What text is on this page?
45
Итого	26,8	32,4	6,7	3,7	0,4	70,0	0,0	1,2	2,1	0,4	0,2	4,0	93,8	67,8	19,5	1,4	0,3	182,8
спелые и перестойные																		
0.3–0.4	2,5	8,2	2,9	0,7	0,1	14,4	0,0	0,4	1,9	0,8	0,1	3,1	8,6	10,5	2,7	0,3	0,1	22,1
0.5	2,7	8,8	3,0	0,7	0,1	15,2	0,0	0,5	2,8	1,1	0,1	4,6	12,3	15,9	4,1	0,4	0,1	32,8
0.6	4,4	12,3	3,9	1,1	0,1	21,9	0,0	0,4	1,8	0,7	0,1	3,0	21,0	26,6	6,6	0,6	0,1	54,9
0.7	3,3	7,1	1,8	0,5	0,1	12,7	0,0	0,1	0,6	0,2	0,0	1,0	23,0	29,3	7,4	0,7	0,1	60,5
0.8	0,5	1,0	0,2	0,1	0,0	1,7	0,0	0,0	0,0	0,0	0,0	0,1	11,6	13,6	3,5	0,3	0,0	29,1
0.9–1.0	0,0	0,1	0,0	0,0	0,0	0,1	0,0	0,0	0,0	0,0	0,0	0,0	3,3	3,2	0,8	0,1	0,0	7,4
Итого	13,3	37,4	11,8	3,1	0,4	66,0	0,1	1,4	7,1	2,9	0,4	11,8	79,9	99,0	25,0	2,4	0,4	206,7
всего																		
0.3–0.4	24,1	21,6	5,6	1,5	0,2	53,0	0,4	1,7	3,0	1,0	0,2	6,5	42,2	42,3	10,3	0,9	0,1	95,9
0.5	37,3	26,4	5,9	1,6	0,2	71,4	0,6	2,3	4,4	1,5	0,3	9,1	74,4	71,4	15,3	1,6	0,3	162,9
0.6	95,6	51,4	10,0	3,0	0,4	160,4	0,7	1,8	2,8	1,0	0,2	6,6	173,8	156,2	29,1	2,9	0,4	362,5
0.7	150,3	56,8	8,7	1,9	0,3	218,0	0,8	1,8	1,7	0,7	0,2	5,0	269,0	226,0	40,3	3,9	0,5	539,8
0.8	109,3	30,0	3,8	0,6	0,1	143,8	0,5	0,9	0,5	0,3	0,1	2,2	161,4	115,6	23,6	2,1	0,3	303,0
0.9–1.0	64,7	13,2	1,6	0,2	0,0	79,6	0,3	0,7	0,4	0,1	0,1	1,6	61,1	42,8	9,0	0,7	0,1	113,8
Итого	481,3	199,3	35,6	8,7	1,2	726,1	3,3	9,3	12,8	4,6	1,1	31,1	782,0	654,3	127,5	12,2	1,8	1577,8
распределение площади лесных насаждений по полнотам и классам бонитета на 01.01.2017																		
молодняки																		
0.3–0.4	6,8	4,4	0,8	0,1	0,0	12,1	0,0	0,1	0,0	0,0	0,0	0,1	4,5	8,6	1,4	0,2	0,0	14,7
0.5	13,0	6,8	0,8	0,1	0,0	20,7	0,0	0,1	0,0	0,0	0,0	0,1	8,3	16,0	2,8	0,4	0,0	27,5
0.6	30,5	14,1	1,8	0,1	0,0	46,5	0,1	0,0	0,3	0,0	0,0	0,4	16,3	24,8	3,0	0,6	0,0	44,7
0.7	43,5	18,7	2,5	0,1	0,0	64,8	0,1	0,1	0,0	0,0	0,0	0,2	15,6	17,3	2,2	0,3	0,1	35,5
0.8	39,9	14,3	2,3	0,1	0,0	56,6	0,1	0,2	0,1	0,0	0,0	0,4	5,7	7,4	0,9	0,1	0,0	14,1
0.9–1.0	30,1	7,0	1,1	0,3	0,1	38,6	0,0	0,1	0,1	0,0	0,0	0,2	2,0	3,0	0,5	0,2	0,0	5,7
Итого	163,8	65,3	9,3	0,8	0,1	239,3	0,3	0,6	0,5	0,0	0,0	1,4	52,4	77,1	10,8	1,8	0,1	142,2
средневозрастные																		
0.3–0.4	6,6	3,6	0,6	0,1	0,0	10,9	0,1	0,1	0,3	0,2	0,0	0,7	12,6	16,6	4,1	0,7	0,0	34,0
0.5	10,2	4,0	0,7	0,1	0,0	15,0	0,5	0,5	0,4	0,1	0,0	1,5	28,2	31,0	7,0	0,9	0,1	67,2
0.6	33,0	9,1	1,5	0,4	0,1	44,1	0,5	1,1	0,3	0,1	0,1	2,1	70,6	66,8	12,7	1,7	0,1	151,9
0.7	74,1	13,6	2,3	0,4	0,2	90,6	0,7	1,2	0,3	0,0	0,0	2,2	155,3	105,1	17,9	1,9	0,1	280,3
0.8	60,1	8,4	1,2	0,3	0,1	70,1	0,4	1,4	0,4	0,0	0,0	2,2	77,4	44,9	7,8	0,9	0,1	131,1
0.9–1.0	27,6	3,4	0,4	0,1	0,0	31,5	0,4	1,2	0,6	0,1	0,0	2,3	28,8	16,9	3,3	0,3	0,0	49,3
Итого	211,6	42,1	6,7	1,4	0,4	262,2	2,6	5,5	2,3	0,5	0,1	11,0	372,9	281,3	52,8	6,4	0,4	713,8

Task objective. Repeat every record exactly as written, please.

Task result.
What text is on this page?
45
Итого	26,8	32,4	6,7	3,7	0,4	70,0	0,0	1,2	2,1	0,4	0,2	4,0	93,8	67,8	19,5	1,4	0,3	182,8
спелые и перестойные																		
0.3–0.4	2,5	8,2	2,9	0,7	0,1	14,4	0,0	0,4	1,9	0,8	0,1	3,1	8,6	10,5	2,7	0,3	0,1	22,1
0.5	2,7	8,8	3,0	0,7	0,1	15,2	0,0	0,5	2,8	1,1	0,1	4,6	12,3	15,9	4,1	0,4	0,1	32,8
0.6	4,4	12,3	3,9	1,1	0,1	21,9	0,0	0,4	1,8	0,7	0,1	3,0	21,0	26,6	6,6	0,6	0,1	54,9
0.7	3,3	7,1	1,8	0,5	0,1	12,7	0,0	0,1	0,6	0,2	0,0	1,0	23,0	29,3	7,4	0,7	0,1	60,5
0.8	0,5	1,0	0,2	0,1	0,0	1,7	0,0	0,0	0,0	0,0	0,0	0,1	11,6	13,6	3,5	0,3	0,0	29,1
0.9–1.0	0,0	0,1	0,0	0,0	0,0	0,1	0,0	0,0	0,0	0,0	0,0	0,0	3,3	3,2	0,8	0,1	0,0	7,4
Итого	13,3	37,4	11,8	3,1	0,4	66,0	0,1	1,4	7,1	2,9	0,4	11,8	79,9	99,0	25,0	2,4	0,4	206,7
всего																		
0.3–0.4	24,1	21,6	5,6	1,5	0,2	53,0	0,4	1,7	3,0	1,0	0,2	6,5	42,2	42,3	10,3	0,9	0,1	95,9
0.5	37,3	26,4	5,9	1,6	0,2	71,4	0,6	2,3	4,4	1,5	0,3	9,1	74,4	71,4	15,3	1,6	0,3	162,9
0.6	95,6	51,4	10,0	3,0	0,4	160,4	0,7	1,8	2,8	1,0	0,2	6,6	173,8	156,2	29,1	2,9	0,4	362,5
0.7	150,3	56,8	8,7	1,9	0,3	218,0	0,8	1,8	1,7	0,7	0,2	5,0	269,0	226,0	40,3	3,9	0,5	539,8
0.8	109,3	30,0	3,8	0,6	0,1	143,8	0,5	0,9	0,5	0,3	0,1	2,2	161,4	115,6	23,6	2,1	0,3	303,0
0.9–1.0	64,7	13,2	1,6	0,2	0,0	79,6	0,3	0,7	0,4	0,1	0,1	1,6	61,1	42,8	9,0	0,7	0,1	113,8
Итого	481,3	199,3	35,6	8,7	1,2	726,1	3,3	9,3	12,8	4,6	1,1	31,1	782,0	654,3	127,5	12,2	1,8	1577,8
распределение площади лесных насаждений по полнотам и классам бонитета на 01.01.2017																		
молодняки																		
0.3–0.4	6,8	4,4	0,8	0,1	0,0	12,1	0,0	0,1	0,0	0,0	0,0	0,1	4,5	8,6	1,4	0,2	0,0	14,7
0.5	13,0	6,8	0,8	0,1	0,0	20,7	0,0	0,1	0,0	0,0	0,0	0,1	8,3	16,0	2,8	0,4	0,0	27,5
0.6	30,5	14,1	1,8	0,1	0,0	46,5	0,1	0,0	0,3	0,0	0,0	0,4	16,3	24,8	3,0	0,6	0,0	44,7
0.7	43,5	18,7	2,5	0,1	0,0	64,8	0,1	0,1	0,0	0,0	0,0	0,2	15,6	17,3	2,2	0,3	0,1	35,5
0.8	39,9	14,3	2,3	0,1	0,0	56,6	0,1	0,2	0,1	0,0	0,0	0,4	5,7	7,4	0,9	0,1	0,0	14,1
0.9–1.0	30,1	7,0	1,1	0,3	0,1	38,6	0,0	0,1	0,1	0,0	0,0	0,2	2,0	3,0	0,5	0,2	0,0	5,7
Итого	163,8	65,3	9,3	0,8	0,1	239,3	0,3	0,6	0,5	0,0	0,0	1,4	52,4	77,1	10,8	1,8	0,1	142,2
средневозрастные																		
0.3–0.4	6,6	3,6	0,6	0,1	0,0	10,9	0,1	0,1	0,3	0,2	0,0	0,7	12,6	16,6	4,1	0,7	0,0	34,0
0.5	10,2	4,0	0,7	0,1	0,0	15,0	0,5	0,5	0,4	0,1	0,0	1,5	28,2	31,0	7,0	0,9	0,1	67,2
0.6	33,0	9,1	1,5	0,4	0,1	44,1	0,5	1,1	0,3	0,1	0,1	2,1	70,6	66,8	12,7	1,7	0,1	151,9
0.7	74,1	13,6	2,3	0,4	0,2	90,6	0,7	1,2	0,3	0,0	0,0	2,2	155,3	105,1	17,9	1,9	0,1	280,3
0.8	60,1	8,4	1,2	0,3	0,1	70,1	0,4	1,4	0,4	0,0	0,0	2,2	77,4	44,9	7,8	0,9	0,1	131,1
0.9–1.0	27,6	3,4	0,4	0,1	0,0	31,5	0,4	1,2	0,6	0,1	0,0	2,3	28,8	16,9	3,3	0,3	0,0	49,3
Итого	211,6	42,1	6,7	1,4	0,4	262,2	2,6	5,5	2,3	0,5	0,1	11,0	372,9	281,3	52,8	6,4	0,4	713,8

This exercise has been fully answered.